■ **What is being asked**: Identify each line below containing the string "alimentazione" and copy it.
# Start of Material provided
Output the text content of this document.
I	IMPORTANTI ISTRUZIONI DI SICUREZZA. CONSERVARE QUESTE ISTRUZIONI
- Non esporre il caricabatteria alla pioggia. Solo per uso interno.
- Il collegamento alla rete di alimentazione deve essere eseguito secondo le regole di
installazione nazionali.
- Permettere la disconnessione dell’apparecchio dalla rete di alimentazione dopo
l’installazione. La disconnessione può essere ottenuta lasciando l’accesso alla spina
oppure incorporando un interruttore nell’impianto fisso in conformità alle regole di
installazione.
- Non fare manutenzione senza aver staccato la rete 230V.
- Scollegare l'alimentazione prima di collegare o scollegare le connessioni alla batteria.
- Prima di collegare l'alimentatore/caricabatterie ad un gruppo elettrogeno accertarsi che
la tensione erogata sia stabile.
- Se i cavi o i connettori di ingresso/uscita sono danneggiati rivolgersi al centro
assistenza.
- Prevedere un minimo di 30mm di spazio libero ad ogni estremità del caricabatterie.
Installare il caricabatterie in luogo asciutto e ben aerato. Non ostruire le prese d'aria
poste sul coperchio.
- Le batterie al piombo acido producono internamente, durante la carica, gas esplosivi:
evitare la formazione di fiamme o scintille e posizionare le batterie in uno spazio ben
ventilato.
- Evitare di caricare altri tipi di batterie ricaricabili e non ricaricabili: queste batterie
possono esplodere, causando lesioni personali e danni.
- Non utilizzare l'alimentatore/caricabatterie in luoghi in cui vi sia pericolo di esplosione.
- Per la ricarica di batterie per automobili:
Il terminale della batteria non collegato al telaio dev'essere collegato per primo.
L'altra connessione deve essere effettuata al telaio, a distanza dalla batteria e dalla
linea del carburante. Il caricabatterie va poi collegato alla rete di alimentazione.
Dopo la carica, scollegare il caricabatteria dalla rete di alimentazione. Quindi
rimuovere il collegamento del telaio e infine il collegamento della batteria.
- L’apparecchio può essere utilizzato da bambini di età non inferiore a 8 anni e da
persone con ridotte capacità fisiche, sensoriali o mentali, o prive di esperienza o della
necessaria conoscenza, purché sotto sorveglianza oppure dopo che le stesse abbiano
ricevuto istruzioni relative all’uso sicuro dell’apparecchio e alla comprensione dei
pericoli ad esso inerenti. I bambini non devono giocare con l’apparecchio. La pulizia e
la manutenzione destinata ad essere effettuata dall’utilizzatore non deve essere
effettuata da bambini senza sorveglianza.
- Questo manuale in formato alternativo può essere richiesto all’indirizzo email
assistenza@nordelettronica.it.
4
# End of Material provided
# Start of Material provided
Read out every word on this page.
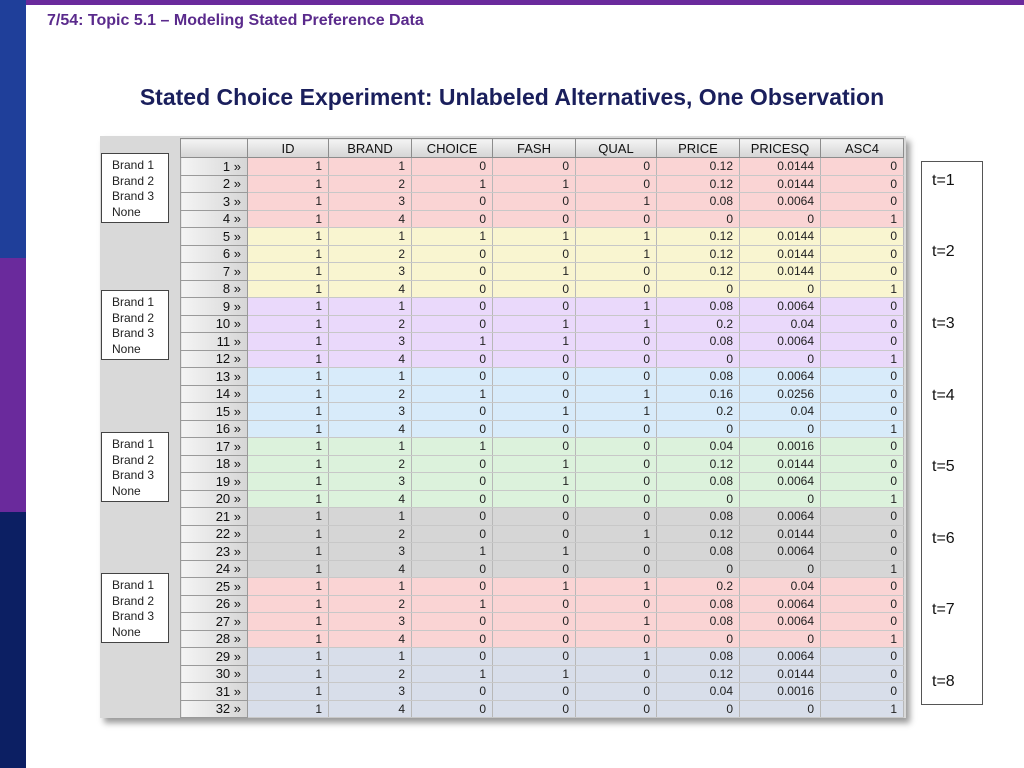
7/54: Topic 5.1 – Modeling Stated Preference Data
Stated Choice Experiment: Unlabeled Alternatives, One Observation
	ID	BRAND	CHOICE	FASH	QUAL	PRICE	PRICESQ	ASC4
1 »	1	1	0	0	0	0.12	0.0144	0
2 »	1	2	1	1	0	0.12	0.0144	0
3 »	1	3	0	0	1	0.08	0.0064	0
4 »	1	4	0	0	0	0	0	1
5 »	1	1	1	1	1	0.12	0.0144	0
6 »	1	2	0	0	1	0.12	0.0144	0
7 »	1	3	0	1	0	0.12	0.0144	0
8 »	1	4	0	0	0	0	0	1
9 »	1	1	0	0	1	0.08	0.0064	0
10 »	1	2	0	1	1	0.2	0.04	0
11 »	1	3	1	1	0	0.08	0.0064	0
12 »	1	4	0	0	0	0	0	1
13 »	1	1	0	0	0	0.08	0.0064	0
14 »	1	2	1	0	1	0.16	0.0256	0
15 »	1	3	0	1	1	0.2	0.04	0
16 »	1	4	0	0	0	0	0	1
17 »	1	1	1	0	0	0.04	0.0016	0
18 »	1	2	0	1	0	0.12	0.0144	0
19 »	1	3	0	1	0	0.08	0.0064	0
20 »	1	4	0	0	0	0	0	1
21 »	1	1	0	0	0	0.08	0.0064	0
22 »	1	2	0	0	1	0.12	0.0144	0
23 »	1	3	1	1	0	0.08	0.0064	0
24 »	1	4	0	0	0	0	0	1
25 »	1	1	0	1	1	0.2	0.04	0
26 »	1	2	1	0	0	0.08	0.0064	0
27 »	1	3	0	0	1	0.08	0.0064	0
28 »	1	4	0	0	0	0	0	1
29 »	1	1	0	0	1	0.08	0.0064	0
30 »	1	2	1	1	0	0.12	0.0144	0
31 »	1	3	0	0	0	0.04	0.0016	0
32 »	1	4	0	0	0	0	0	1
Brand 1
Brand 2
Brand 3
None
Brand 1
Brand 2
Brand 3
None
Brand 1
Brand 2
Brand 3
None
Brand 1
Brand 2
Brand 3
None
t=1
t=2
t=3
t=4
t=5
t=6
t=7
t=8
# End of Material provided
■ **Finished answer**:
- Il collegamento alla rete di alimentazione deve essere eseguito secondo le regole di
- Permettere la disconnessione dell’apparecchio dalla rete di alimentazione dopo
- Scollegare l'alimentazione prima di collegare o scollegare le connessioni alla batteria.
linea del carburante. Il caricabatterie va poi collegato alla rete di alimentazione.
Dopo la carica, scollegare il caricabatteria dalla rete di alimentazione. Quindi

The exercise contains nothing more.